Work to complete. Note each line of the listing that contains the string "сумму", and copy it.

Data supplied.
------------

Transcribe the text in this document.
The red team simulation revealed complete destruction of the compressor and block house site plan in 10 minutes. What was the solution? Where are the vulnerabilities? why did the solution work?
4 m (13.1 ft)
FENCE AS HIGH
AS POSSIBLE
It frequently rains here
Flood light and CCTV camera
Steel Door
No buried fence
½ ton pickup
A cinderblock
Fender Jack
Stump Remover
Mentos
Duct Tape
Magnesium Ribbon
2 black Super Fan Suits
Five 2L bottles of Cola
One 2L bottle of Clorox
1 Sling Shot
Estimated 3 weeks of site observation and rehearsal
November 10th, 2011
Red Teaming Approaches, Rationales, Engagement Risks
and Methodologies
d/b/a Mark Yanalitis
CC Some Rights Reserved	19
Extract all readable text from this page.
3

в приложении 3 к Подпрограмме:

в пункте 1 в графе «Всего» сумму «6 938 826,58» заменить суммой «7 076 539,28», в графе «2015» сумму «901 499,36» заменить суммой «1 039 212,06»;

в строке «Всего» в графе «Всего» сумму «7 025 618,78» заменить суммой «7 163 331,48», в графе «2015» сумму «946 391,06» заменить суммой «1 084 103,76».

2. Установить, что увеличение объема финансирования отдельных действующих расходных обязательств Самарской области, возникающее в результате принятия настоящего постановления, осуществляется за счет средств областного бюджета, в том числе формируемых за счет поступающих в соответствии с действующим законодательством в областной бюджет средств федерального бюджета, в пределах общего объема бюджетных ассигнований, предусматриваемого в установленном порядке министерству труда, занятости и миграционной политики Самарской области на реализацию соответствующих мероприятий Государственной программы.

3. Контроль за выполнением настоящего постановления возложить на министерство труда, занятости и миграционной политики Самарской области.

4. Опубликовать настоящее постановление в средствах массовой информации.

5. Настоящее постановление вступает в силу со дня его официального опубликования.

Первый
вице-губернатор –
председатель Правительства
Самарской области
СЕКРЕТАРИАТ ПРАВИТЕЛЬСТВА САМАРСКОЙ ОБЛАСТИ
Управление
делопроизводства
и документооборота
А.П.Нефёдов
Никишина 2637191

------------

Output.
в пункте 1 в графе «Всего» сумму «6 938 826,58» заменить суммой «7 076 539,28», в графе «2015» сумму «901 499,36» заменить суммой «1 039 212,06»;
в строке «Всего» в графе «Всего» сумму «7 025 618,78» заменить суммой «7 163 331,48», в графе «2015» сумму «946 391,06» заменить суммой «1 084 103,76».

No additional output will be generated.